> [WHAT IS EXPECTED] Give the material again in full, matching it exactly.

#### EXERCISE INPUTS

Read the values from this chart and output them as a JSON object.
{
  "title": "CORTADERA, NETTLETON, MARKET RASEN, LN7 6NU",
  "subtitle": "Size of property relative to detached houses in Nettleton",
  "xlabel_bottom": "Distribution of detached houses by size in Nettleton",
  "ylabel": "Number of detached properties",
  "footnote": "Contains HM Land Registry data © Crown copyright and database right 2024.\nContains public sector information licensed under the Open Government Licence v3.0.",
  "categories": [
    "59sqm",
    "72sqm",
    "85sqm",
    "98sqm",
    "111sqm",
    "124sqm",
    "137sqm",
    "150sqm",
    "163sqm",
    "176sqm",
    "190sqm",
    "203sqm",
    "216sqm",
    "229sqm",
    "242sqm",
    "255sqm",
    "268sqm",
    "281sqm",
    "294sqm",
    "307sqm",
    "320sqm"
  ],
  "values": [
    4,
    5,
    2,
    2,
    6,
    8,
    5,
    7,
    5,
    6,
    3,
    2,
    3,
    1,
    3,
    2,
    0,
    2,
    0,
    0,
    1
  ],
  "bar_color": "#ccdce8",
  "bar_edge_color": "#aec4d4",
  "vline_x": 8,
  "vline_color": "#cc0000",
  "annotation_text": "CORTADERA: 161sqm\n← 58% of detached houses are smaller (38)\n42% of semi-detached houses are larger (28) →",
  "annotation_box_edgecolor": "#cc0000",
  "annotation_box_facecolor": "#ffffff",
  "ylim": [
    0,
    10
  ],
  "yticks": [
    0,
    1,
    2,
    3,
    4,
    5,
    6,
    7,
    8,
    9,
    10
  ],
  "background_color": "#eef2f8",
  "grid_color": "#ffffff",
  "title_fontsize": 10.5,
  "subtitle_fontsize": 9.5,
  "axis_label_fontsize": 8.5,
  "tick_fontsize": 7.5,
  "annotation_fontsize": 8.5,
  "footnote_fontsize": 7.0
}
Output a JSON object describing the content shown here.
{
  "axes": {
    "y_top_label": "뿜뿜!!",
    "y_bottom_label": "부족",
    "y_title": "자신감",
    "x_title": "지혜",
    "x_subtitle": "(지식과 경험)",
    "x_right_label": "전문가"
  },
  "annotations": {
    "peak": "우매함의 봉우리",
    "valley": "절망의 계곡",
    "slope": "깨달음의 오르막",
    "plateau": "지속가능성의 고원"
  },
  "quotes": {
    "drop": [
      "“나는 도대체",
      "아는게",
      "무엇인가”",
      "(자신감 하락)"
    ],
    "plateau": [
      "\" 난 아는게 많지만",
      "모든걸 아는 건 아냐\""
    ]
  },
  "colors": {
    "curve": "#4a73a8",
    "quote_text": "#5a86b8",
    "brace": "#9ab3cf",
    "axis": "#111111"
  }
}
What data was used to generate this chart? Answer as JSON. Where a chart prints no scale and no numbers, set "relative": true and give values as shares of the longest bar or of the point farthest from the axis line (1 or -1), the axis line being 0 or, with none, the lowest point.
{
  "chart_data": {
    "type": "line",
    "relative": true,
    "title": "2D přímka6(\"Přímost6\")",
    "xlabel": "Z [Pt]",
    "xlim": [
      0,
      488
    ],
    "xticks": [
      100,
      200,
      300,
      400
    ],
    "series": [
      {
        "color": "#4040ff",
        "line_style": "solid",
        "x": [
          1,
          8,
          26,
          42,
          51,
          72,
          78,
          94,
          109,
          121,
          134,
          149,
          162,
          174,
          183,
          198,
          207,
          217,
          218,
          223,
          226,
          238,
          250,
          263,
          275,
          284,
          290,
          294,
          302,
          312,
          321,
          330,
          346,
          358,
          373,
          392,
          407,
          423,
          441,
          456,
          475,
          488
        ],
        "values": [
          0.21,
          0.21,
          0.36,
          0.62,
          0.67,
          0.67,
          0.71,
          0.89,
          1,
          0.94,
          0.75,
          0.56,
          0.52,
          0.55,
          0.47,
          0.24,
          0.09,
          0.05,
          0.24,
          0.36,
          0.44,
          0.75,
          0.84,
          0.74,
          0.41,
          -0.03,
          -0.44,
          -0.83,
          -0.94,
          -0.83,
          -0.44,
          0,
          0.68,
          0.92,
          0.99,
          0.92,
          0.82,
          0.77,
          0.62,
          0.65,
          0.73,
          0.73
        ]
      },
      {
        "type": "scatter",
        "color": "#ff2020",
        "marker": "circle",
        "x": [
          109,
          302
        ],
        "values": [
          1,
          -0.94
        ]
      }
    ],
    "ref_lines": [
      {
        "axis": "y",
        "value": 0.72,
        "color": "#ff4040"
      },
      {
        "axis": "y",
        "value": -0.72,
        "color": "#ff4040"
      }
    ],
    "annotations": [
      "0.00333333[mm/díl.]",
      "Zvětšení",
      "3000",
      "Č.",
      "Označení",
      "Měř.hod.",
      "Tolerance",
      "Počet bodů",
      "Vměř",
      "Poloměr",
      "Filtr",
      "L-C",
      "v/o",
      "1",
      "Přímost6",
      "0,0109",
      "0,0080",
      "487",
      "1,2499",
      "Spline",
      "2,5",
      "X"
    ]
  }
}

########

> [RESPONSE FOR THIS EXERCISE]
Read the values from this chart and output them as a JSON object.
{
  "title": "CORTADERA, NETTLETON, MARKET RASEN, LN7 6NU",
  "subtitle": "Size of property relative to detached houses in Nettleton",
  "xlabel_bottom": "Distribution of detached houses by size in Nettleton",
  "ylabel": "Number of detached properties",
  "footnote": "Contains HM Land Registry data © Crown copyright and database right 2024.\nContains public sector information licensed under the Open Government Licence v3.0.",
  "categories": [
    "59sqm",
    "72sqm",
    "85sqm",
    "98sqm",
    "111sqm",
    "124sqm",
    "137sqm",
    "150sqm",
    "163sqm",
    "176sqm",
    "190sqm",
    "203sqm",
    "216sqm",
    "229sqm",
    "242sqm",
    "255sqm",
    "268sqm",
    "281sqm",
    "294sqm",
    "307sqm",
    "320sqm"
  ],
  "values": [
    4,
    5,
    2,
    2,
    6,
    8,
    5,
    7,
    5,
    6,
    3,
    2,
    3,
    1,
    3,
    2,
    0,
    2,
    0,
    0,
    1
  ],
  "bar_color": "#ccdce8",
  "bar_edge_color": "#aec4d4",
  "vline_x": 8,
  "vline_color": "#cc0000",
  "annotation_text": "CORTADERA: 161sqm\n← 58% of detached houses are smaller (38)\n42% of semi-detached houses are larger (28) →",
  "annotation_box_edgecolor": "#cc0000",
  "annotation_box_facecolor": "#ffffff",
  "ylim": [
    0,
    10
  ],
  "yticks": [
    0,
    1,
    2,
    3,
    4,
    5,
    6,
    7,
    8,
    9,
    10
  ],
  "background_color": "#eef2f8",
  "grid_color": "#ffffff",
  "title_fontsize": 10.5,
  "subtitle_fontsize": 9.5,
  "axis_label_fontsize": 8.5,
  "tick_fontsize": 7.5,
  "annotation_fontsize": 8.5,
  "footnote_fontsize": 7.0
}
Output a JSON object describing the content shown here.
{
  "axes": {
    "y_top_label": "뿜뿜!!",
    "y_bottom_label": "부족",
    "y_title": "자신감",
    "x_title": "지혜",
    "x_subtitle": "(지식과 경험)",
    "x_right_label": "전문가"
  },
  "annotations": {
    "peak": "우매함의 봉우리",
    "valley": "절망의 계곡",
    "slope": "깨달음의 오르막",
    "plateau": "지속가능성의 고원"
  },
  "quotes": {
    "drop": [
      "“나는 도대체",
      "아는게",
      "무엇인가”",
      "(자신감 하락)"
    ],
    "plateau": [
      "\" 난 아는게 많지만",
      "모든걸 아는 건 아냐\""
    ]
  },
  "colors": {
    "curve": "#4a73a8",
    "quote_text": "#5a86b8",
    "brace": "#9ab3cf",
    "axis": "#111111"
  }
}
What data was used to generate this chart? Answer as JSON. Where a chart prints no scale and no numbers, set "relative": true and give values as shares of the longest bar or of the point farthest from the axis line (1 or -1), the axis line being 0 or, with none, the lowest point.
{
  "chart_data": {
    "type": "line",
    "relative": true,
    "title": "2D přímka6(\"Přímost6\")",
    "xlabel": "Z [Pt]",
    "xlim": [
      0,
      488
    ],
    "xticks": [
      100,
      200,
      300,
      400
    ],
    "series": [
      {
        "color": "#4040ff",
        "line_style": "solid",
        "x": [
          1,
          8,
          26,
          42,
          51,
          72,
          78,
          94,
          109,
          121,
          134,
          149,
          162,
          174,
          183,
          198,
          207,
          217,
          218,
          223,
          226,
          238,
          250,
          263,
          275,
          284,
          290,
          294,
          302,
          312,
          321,
          330,
          346,
          358,
          373,
          392,
          407,
          423,
          441,
          456,
          475,
          488
        ],
        "values": [
          0.21,
          0.21,
          0.36,
          0.62,
          0.67,
          0.67,
          0.71,
          0.89,
          1,
          0.94,
          0.75,
          0.56,
          0.52,
          0.55,
          0.47,
          0.24,
          0.09,
          0.05,
          0.24,
          0.36,
          0.44,
          0.75,
          0.84,
          0.74,
          0.41,
          -0.03,
          -0.44,
          -0.83,
          -0.94,
          -0.83,
          -0.44,
          0,
          0.68,
          0.92,
          0.99,
          0.92,
          0.82,
          0.77,
          0.62,
          0.65,
          0.73,
          0.73
        ]
      },
      {
        "type": "scatter",
        "color": "#ff2020",
        "marker": "circle",
        "x": [
          109,
          302
        ],
        "values": [
          1,
          -0.94
        ]
      }
    ],
    "ref_lines": [
      {
        "axis": "y",
        "value": 0.72,
        "color": "#ff4040"
      },
      {
        "axis": "y",
        "value": -0.72,
        "color": "#ff4040"
      }
    ],
    "annotations": [
      "0.00333333[mm/díl.]",
      "Zvětšení",
      "3000",
      "Č.",
      "Označení",
      "Měř.hod.",
      "Tolerance",
      "Počet bodů",
      "Vměř",
      "Poloměr",
      "Filtr",
      "L-C",
      "v/o",
      "1",
      "Přímost6",
      "0,0109",
      "0,0080",
      "487",
      "1,2499",
      "Spline",
      "2,5",
      "X"
    ]
  }
}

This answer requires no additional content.